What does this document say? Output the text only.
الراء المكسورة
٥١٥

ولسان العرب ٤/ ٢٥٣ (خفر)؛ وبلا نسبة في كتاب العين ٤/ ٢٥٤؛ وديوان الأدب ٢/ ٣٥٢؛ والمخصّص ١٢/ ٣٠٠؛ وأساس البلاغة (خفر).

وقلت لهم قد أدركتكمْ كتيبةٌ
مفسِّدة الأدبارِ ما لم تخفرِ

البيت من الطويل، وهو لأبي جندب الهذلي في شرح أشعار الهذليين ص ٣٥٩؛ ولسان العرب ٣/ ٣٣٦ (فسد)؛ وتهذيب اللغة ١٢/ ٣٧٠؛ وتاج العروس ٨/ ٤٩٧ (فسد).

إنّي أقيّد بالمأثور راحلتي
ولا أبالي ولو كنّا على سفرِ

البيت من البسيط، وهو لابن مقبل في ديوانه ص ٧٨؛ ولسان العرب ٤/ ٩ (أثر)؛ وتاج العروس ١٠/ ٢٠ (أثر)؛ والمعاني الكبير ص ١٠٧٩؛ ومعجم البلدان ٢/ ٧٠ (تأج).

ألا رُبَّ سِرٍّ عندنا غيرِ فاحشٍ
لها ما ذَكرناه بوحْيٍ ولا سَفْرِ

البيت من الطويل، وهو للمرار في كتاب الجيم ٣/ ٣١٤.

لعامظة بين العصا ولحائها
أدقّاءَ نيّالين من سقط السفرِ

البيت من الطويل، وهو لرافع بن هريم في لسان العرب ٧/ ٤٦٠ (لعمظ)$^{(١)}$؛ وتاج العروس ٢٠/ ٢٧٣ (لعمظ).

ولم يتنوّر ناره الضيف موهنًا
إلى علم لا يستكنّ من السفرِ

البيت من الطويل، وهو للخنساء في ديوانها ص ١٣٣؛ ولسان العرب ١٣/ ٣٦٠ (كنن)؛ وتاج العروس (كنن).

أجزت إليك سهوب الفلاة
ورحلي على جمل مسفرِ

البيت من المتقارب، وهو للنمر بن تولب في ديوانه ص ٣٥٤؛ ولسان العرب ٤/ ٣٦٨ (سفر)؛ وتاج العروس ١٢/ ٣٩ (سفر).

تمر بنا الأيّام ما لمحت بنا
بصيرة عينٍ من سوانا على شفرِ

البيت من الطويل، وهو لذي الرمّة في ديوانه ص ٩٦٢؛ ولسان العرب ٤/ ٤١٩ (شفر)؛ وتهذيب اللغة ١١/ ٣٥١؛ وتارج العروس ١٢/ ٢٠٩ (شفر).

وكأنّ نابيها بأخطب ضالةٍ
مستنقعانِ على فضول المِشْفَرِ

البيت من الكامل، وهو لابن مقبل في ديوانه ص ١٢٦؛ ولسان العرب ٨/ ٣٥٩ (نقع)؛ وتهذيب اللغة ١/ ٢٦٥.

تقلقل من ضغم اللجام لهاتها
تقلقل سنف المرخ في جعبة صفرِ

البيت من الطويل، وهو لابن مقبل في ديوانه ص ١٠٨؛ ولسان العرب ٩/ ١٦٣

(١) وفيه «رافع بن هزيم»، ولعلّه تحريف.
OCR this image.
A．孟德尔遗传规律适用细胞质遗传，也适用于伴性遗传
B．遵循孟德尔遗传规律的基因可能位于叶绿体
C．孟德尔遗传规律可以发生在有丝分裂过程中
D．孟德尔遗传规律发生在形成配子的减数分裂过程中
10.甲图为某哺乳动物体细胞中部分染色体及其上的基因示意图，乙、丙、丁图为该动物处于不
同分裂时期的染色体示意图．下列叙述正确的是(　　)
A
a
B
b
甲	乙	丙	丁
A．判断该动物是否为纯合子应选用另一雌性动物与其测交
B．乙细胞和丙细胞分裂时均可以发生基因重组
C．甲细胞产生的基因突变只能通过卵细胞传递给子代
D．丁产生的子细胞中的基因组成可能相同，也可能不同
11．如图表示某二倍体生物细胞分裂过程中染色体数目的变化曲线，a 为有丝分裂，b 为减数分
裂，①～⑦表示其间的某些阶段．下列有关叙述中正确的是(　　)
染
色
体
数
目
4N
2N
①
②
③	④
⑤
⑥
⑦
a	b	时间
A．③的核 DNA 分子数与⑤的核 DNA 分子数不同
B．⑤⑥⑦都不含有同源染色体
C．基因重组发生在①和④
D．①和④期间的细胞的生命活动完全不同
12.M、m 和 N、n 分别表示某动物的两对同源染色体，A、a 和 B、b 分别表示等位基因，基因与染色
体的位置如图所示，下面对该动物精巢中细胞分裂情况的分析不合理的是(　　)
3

☆ ☆ ☆ ☆ ☆ ☆ ☆

● **WHAT TO WORK ON**: Filter the records above for lines containing the word "this", and copy those lines.

● **THE RESULT**:
What does this document say? Output the text only.
OCR this image.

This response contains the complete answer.